### Problem description
Please work out how many lines in the material contain "source" and give only that figure.

### Dataset entries
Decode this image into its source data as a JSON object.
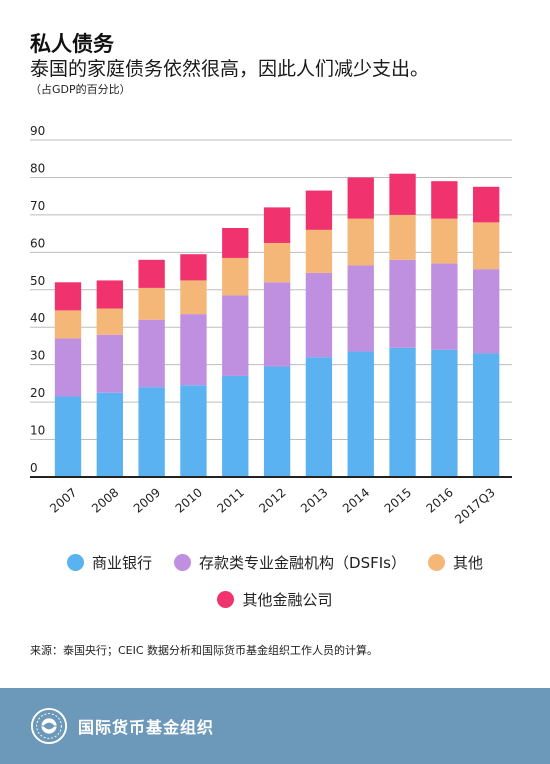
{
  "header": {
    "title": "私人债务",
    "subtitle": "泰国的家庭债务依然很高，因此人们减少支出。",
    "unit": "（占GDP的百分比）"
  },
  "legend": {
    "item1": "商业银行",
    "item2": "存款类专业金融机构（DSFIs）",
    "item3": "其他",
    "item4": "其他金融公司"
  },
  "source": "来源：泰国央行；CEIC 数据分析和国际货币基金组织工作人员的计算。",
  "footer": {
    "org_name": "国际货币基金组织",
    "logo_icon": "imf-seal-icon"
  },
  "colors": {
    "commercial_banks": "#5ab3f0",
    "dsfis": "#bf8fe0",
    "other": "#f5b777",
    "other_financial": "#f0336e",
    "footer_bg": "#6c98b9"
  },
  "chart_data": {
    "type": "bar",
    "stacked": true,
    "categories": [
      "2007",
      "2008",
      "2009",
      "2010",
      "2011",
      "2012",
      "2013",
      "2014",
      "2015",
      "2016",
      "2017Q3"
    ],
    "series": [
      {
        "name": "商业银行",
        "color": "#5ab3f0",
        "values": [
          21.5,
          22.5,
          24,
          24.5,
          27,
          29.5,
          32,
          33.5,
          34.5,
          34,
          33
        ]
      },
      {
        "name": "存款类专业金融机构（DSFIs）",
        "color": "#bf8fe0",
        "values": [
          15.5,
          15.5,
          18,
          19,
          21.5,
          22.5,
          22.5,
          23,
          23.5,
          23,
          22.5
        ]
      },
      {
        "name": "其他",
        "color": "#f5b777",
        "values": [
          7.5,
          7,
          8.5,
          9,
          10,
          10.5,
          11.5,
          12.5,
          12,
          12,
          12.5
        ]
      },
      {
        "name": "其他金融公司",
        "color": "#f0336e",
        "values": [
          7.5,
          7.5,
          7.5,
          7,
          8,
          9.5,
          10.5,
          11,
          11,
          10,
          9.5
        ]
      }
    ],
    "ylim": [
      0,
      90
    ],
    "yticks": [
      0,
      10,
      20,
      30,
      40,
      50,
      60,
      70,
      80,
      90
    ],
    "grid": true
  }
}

### Final result
2